[To be done]:
Tally the lines containing the word "rate" and give the total alone.

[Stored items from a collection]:
▽
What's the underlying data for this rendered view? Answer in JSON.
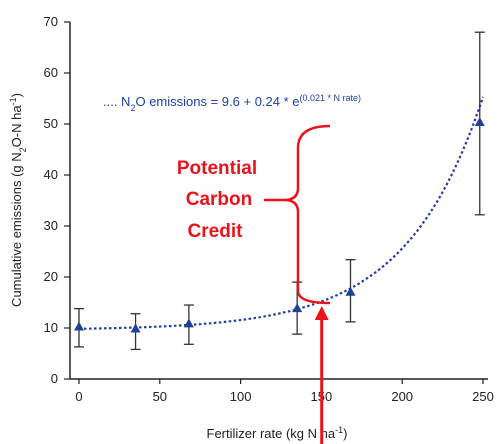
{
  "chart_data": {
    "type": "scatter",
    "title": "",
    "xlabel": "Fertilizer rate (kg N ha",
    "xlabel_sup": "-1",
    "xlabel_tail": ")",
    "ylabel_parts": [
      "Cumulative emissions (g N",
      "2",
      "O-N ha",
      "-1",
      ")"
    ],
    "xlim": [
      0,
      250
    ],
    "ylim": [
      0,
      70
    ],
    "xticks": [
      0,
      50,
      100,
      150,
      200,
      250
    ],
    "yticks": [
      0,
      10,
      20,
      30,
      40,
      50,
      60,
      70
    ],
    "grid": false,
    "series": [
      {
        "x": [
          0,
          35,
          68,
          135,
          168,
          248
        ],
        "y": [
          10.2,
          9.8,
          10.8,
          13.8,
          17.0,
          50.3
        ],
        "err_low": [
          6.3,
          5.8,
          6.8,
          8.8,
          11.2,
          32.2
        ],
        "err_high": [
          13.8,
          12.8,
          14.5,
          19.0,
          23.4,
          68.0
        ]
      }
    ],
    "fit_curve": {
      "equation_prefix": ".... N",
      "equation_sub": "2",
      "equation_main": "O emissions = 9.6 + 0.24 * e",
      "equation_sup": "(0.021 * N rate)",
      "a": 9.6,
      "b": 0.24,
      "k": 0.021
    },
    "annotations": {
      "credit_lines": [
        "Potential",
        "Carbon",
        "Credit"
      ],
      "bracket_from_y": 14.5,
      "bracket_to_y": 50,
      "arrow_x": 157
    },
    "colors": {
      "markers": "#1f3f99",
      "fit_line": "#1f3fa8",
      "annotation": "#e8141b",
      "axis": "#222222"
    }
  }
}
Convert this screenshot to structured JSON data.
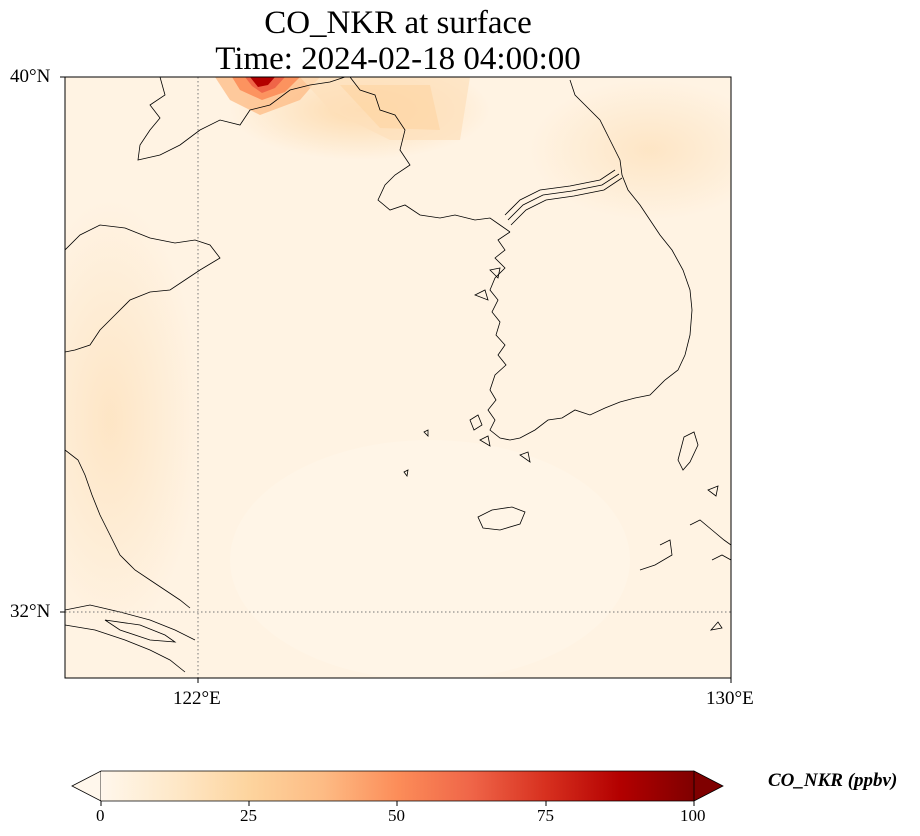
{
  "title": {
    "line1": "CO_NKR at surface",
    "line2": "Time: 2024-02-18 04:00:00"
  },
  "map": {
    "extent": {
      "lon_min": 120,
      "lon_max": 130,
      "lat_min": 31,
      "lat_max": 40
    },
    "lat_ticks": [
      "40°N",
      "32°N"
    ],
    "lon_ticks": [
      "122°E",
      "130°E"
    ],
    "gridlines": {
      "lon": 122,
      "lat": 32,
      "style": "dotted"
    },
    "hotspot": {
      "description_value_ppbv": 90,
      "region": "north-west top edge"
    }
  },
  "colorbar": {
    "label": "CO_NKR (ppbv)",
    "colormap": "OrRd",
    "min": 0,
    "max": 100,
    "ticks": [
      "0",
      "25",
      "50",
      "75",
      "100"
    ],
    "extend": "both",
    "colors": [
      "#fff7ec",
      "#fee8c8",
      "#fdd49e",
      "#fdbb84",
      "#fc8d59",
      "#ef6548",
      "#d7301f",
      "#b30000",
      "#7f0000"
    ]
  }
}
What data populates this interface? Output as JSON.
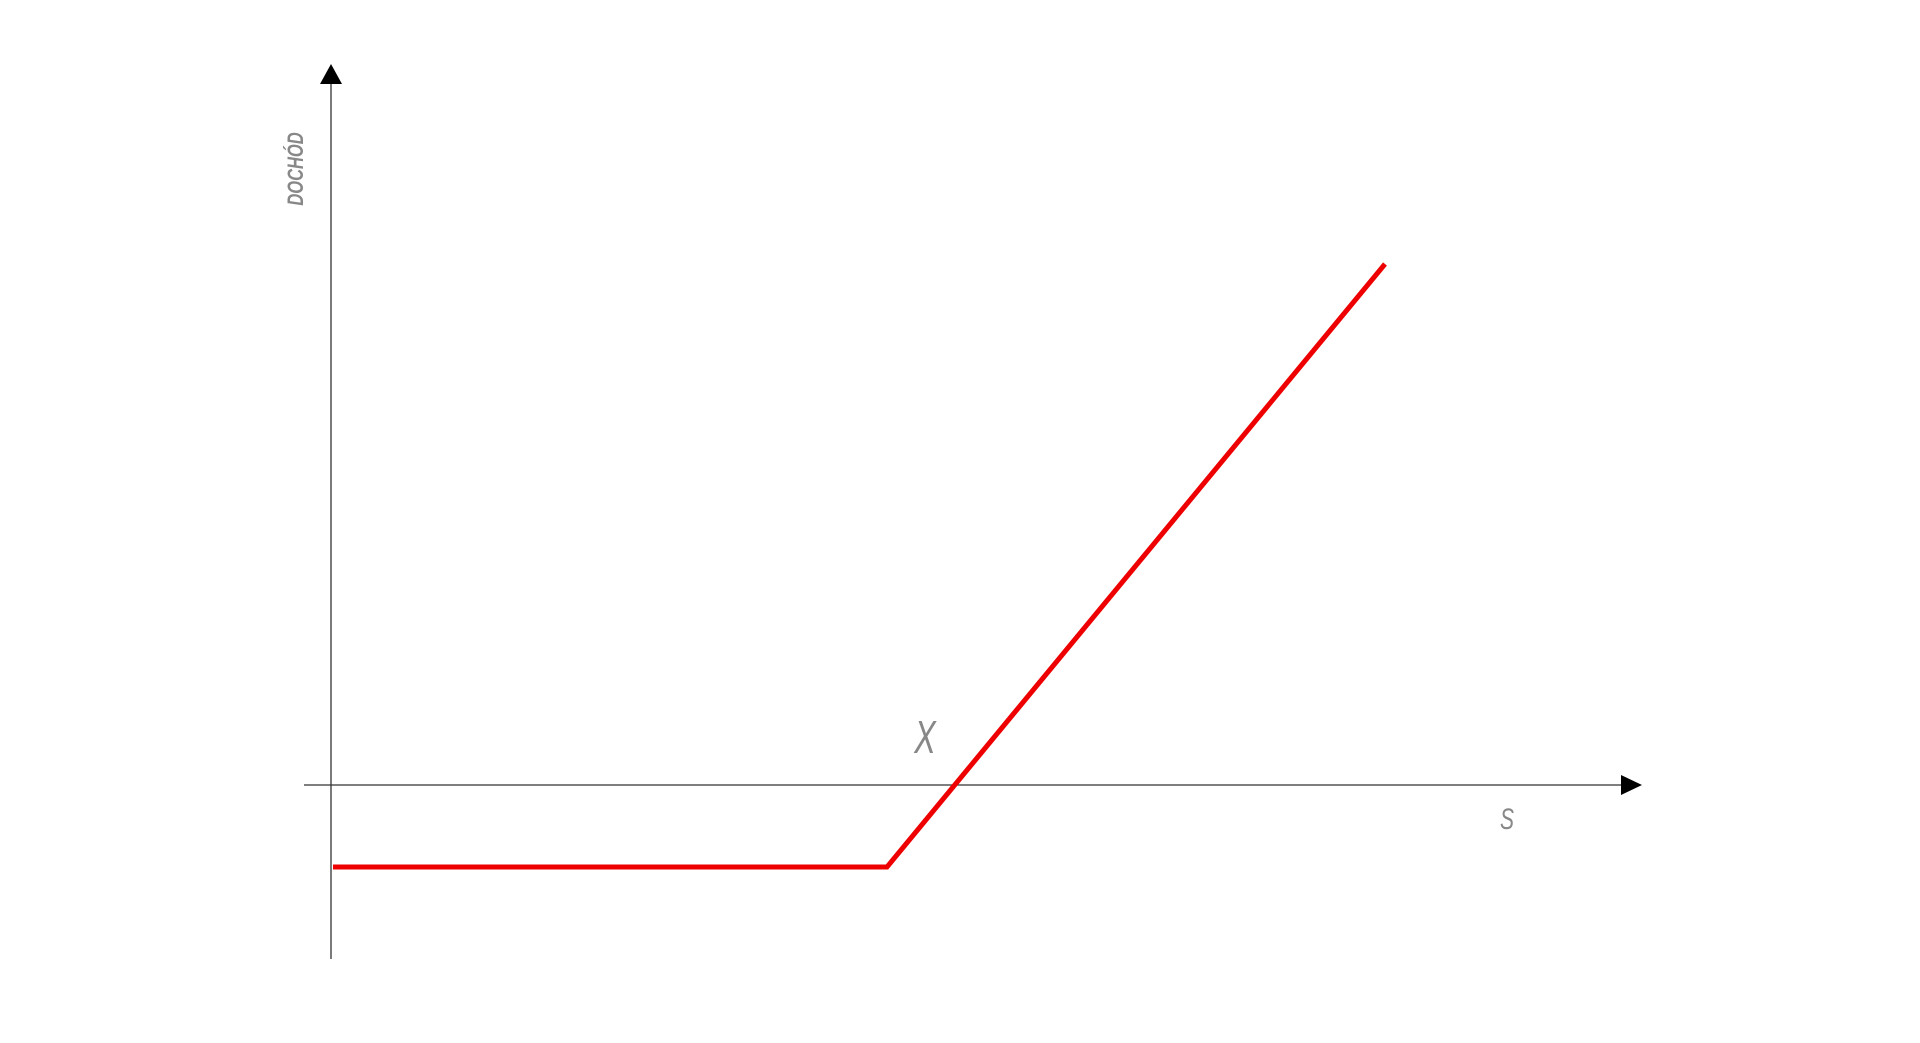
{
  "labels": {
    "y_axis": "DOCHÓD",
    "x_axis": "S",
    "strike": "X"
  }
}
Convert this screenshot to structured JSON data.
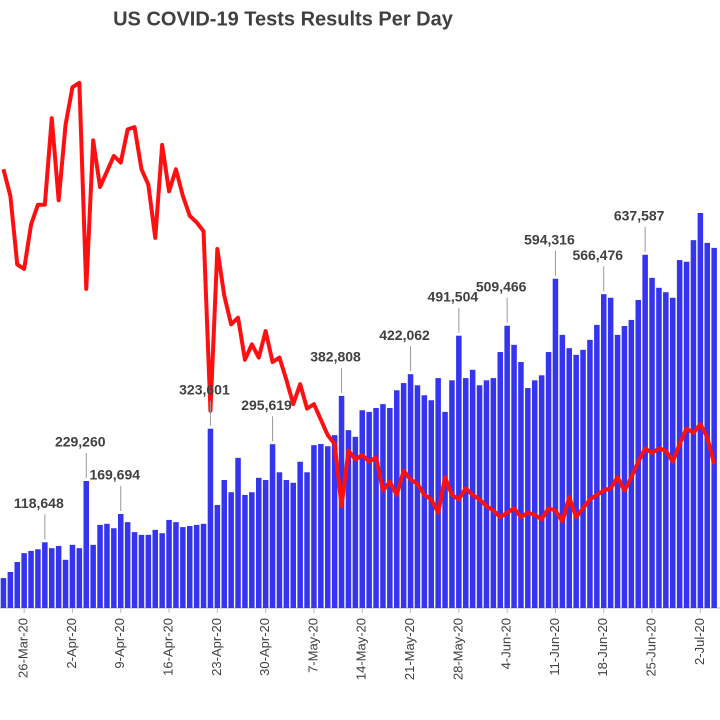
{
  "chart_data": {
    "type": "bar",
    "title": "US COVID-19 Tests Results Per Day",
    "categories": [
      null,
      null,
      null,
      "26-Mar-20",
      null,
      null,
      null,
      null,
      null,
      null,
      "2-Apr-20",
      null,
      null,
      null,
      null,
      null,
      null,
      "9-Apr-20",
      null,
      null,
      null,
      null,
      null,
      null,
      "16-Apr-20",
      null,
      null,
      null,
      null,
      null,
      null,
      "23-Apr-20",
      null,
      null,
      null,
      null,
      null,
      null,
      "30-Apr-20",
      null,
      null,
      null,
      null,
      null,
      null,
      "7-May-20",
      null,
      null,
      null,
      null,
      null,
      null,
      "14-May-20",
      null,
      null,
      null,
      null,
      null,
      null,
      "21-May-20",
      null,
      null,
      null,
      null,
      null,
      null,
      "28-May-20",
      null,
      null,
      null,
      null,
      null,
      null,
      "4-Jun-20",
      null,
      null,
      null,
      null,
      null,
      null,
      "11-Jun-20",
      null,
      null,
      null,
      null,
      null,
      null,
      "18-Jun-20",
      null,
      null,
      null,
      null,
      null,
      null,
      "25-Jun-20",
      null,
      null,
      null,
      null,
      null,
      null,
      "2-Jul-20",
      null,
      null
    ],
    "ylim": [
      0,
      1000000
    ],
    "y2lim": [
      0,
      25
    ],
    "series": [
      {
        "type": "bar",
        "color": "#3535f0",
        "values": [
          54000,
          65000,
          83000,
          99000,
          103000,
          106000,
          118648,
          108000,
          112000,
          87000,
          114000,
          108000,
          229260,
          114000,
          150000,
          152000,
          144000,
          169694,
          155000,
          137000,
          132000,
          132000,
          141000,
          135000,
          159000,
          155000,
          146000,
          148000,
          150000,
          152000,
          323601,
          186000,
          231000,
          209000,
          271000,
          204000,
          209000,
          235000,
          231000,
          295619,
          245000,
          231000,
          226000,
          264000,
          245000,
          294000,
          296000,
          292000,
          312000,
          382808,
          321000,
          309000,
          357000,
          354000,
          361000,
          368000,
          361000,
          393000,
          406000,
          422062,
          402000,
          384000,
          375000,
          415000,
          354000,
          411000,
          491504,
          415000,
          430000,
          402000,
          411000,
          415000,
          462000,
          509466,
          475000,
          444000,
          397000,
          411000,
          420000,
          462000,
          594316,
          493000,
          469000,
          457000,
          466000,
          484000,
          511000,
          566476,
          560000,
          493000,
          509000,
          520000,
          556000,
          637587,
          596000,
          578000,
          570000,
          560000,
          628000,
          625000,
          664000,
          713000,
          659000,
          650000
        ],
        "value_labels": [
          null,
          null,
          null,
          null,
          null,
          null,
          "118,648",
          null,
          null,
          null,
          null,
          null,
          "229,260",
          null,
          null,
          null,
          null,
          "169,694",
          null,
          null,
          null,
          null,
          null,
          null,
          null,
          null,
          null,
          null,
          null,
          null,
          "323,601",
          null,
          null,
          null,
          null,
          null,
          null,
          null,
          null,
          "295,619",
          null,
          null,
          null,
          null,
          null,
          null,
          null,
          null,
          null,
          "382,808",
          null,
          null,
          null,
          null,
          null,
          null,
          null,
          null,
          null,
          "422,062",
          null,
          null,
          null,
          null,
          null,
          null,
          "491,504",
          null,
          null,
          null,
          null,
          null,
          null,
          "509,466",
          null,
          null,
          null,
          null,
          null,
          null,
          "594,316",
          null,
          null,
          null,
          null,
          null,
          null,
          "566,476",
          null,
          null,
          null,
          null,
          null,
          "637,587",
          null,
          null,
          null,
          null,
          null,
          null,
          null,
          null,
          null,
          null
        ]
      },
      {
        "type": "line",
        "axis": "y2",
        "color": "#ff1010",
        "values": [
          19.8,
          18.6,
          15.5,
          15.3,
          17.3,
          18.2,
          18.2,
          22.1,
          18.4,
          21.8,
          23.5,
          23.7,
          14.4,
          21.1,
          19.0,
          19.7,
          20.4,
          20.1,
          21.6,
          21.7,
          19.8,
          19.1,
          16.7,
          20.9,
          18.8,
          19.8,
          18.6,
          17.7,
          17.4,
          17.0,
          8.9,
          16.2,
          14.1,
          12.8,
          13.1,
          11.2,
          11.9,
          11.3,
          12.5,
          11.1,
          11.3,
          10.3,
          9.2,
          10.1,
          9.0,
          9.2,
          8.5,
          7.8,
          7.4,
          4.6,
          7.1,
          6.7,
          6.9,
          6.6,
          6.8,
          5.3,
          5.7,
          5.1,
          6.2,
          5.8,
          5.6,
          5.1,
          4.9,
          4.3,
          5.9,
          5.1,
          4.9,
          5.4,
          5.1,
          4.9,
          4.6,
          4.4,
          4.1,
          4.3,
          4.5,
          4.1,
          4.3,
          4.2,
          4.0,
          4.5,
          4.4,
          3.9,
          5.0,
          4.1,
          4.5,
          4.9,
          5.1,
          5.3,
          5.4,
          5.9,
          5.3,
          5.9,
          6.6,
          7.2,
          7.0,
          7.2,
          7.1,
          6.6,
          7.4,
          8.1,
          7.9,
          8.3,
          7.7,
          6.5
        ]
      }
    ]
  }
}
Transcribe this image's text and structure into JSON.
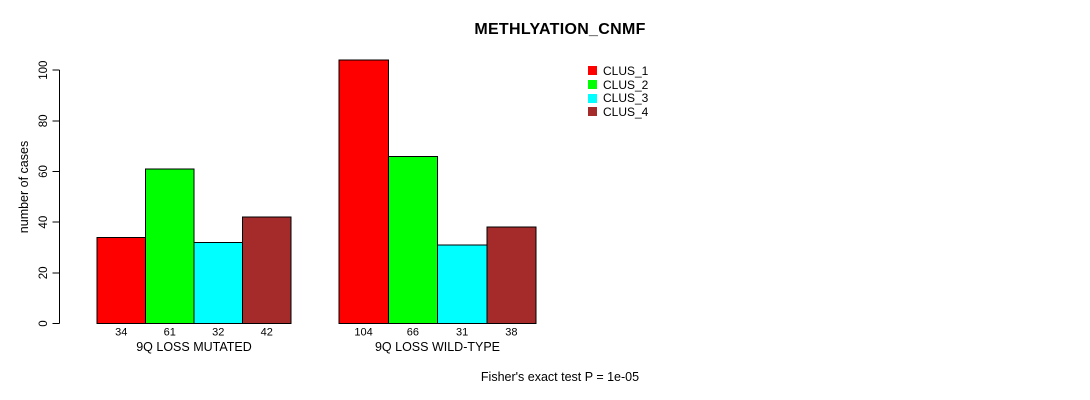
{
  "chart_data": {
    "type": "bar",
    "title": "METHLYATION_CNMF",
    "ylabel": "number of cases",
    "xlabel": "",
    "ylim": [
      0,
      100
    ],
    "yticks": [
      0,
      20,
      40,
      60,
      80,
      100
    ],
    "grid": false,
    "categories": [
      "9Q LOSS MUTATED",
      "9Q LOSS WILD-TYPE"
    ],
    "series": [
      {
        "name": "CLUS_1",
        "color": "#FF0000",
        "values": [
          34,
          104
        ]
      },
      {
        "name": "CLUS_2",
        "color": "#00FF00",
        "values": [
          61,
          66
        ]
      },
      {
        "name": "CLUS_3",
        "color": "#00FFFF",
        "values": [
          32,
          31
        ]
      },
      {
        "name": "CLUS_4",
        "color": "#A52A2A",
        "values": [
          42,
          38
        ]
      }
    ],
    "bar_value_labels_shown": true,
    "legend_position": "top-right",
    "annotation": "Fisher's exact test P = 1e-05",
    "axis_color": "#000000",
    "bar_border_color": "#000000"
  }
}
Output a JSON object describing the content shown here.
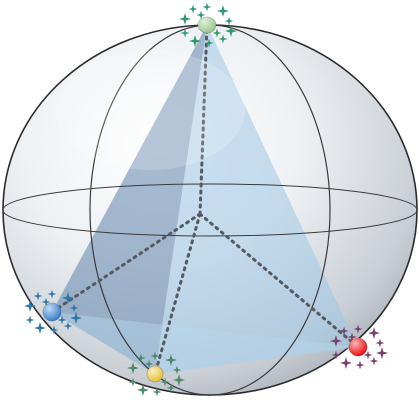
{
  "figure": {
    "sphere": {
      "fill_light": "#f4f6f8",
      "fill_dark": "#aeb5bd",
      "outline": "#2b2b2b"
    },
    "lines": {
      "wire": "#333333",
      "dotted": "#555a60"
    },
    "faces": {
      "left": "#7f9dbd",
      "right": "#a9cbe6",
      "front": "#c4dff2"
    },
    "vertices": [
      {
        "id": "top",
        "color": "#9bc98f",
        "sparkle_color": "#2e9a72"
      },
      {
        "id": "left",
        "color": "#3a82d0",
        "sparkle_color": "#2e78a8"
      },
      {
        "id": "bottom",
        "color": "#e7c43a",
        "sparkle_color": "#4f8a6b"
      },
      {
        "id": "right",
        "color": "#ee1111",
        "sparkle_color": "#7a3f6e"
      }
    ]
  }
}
△
[Written solution]:
2